## What you need to do:
Go through the entries below and collect each line with the string "text" in it.

>>>>>

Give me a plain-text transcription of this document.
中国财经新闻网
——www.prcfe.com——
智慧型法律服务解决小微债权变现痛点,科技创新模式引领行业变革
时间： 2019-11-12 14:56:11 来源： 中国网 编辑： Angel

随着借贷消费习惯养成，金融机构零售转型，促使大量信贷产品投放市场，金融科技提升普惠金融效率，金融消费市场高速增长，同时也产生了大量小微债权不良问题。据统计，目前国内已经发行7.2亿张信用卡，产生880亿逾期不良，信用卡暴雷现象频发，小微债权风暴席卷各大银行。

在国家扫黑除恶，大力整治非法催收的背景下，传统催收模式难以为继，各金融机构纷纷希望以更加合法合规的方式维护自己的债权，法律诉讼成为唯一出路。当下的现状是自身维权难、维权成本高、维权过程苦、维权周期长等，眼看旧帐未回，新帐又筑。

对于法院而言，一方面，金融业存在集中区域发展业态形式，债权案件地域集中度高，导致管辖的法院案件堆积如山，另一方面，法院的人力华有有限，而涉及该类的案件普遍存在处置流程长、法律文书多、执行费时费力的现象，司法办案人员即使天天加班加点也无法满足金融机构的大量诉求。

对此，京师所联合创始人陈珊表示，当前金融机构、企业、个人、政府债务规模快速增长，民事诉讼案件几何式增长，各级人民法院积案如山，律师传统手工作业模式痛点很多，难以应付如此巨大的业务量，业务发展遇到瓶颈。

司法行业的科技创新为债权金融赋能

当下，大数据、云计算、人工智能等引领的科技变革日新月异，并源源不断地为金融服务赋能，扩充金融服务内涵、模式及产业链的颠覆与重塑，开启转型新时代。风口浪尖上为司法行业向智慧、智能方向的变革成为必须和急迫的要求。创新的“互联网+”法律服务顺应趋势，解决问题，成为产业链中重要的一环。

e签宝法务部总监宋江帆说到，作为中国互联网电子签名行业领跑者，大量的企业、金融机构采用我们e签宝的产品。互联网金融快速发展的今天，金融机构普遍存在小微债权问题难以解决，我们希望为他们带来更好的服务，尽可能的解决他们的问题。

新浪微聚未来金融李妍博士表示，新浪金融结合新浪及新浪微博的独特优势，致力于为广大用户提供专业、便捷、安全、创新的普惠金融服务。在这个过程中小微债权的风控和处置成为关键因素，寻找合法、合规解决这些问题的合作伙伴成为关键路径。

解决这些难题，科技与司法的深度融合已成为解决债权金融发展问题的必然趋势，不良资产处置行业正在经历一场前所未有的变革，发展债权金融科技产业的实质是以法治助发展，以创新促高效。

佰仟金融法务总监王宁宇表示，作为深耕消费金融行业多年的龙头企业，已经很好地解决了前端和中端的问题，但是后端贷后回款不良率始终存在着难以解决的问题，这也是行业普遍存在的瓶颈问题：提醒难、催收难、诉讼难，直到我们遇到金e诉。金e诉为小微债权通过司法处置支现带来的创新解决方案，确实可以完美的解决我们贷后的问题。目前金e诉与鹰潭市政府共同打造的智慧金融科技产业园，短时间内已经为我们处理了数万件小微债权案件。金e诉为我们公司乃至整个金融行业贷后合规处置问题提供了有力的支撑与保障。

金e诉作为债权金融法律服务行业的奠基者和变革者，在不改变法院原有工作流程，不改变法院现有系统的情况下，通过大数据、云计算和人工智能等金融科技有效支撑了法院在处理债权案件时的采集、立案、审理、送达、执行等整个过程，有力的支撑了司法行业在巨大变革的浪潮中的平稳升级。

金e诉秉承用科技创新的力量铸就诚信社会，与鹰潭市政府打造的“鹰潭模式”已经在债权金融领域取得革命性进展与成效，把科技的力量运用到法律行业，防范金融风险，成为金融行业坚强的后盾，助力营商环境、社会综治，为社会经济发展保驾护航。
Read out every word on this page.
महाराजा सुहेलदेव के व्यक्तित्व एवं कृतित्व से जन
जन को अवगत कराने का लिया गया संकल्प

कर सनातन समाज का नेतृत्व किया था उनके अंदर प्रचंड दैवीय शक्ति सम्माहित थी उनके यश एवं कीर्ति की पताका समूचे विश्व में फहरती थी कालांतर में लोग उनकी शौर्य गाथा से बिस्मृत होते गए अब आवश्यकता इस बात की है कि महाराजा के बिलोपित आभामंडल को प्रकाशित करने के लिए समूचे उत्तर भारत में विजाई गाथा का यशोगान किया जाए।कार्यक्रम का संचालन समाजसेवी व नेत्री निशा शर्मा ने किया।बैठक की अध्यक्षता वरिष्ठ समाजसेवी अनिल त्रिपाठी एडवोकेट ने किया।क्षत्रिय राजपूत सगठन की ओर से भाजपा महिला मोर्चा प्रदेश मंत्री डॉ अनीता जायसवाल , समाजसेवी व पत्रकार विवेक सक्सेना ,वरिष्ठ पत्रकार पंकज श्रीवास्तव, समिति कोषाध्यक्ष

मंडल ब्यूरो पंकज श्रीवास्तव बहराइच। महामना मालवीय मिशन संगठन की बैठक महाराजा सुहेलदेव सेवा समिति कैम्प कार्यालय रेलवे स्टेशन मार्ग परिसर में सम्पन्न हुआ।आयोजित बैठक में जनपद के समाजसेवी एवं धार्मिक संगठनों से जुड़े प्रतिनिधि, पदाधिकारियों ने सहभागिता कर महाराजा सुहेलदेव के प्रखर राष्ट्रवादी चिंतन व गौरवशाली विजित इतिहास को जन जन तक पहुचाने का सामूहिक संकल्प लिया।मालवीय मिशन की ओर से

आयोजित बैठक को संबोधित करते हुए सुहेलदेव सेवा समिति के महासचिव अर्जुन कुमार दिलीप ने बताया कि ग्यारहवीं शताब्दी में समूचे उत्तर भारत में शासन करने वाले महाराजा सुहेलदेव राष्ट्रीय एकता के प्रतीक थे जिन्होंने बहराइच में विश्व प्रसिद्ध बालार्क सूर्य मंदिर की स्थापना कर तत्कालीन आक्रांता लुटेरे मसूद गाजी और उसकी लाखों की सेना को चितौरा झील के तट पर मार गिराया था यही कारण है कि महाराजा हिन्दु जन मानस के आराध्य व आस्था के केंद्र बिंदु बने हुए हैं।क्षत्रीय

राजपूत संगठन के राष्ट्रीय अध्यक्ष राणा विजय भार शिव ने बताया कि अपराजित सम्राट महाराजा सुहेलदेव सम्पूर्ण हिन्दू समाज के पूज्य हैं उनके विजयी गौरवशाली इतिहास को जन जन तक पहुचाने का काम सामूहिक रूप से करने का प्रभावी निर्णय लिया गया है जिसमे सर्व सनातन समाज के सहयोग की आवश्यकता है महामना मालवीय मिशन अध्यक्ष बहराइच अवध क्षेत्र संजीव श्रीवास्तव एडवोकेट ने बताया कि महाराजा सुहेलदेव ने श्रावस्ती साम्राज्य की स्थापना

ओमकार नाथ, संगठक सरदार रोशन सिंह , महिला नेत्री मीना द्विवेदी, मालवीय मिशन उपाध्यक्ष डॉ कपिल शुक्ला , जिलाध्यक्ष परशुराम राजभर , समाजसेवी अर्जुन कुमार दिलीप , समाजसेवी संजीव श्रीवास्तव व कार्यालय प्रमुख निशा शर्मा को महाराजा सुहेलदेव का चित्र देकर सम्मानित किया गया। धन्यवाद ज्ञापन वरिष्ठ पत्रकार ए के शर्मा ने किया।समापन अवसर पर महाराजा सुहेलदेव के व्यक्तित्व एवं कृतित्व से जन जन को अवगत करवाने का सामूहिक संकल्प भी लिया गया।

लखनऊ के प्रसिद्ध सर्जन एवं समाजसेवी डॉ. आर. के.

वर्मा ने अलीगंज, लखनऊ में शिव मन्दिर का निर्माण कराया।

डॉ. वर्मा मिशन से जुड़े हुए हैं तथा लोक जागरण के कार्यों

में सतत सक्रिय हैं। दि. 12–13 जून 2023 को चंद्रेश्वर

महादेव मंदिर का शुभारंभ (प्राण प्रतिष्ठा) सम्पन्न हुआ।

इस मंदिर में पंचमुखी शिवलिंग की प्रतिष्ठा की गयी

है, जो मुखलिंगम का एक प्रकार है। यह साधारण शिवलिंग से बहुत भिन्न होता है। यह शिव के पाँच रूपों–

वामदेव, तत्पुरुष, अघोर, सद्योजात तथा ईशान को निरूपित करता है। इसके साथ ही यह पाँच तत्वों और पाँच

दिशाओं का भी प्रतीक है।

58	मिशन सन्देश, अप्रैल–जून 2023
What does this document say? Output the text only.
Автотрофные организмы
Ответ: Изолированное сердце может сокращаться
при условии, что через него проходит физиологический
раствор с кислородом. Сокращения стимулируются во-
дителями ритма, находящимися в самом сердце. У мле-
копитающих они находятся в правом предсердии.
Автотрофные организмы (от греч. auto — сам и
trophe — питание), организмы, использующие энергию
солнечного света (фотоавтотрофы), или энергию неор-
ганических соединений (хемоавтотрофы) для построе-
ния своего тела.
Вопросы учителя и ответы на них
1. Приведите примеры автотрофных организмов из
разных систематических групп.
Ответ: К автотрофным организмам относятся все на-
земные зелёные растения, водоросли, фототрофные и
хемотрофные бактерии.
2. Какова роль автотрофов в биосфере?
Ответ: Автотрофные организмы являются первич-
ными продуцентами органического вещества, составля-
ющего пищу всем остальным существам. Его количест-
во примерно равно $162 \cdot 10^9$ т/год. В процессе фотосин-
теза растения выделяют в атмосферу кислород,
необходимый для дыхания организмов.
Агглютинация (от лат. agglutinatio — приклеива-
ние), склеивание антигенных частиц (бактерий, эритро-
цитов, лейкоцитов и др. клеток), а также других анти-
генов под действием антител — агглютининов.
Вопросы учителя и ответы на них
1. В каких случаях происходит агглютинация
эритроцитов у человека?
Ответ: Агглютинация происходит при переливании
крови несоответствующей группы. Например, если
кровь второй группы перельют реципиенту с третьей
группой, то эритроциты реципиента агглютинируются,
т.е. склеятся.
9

<<<<<

## Solution to this problem:
Give me a plain-text transcription of this document.
What does this document say? Output the text only.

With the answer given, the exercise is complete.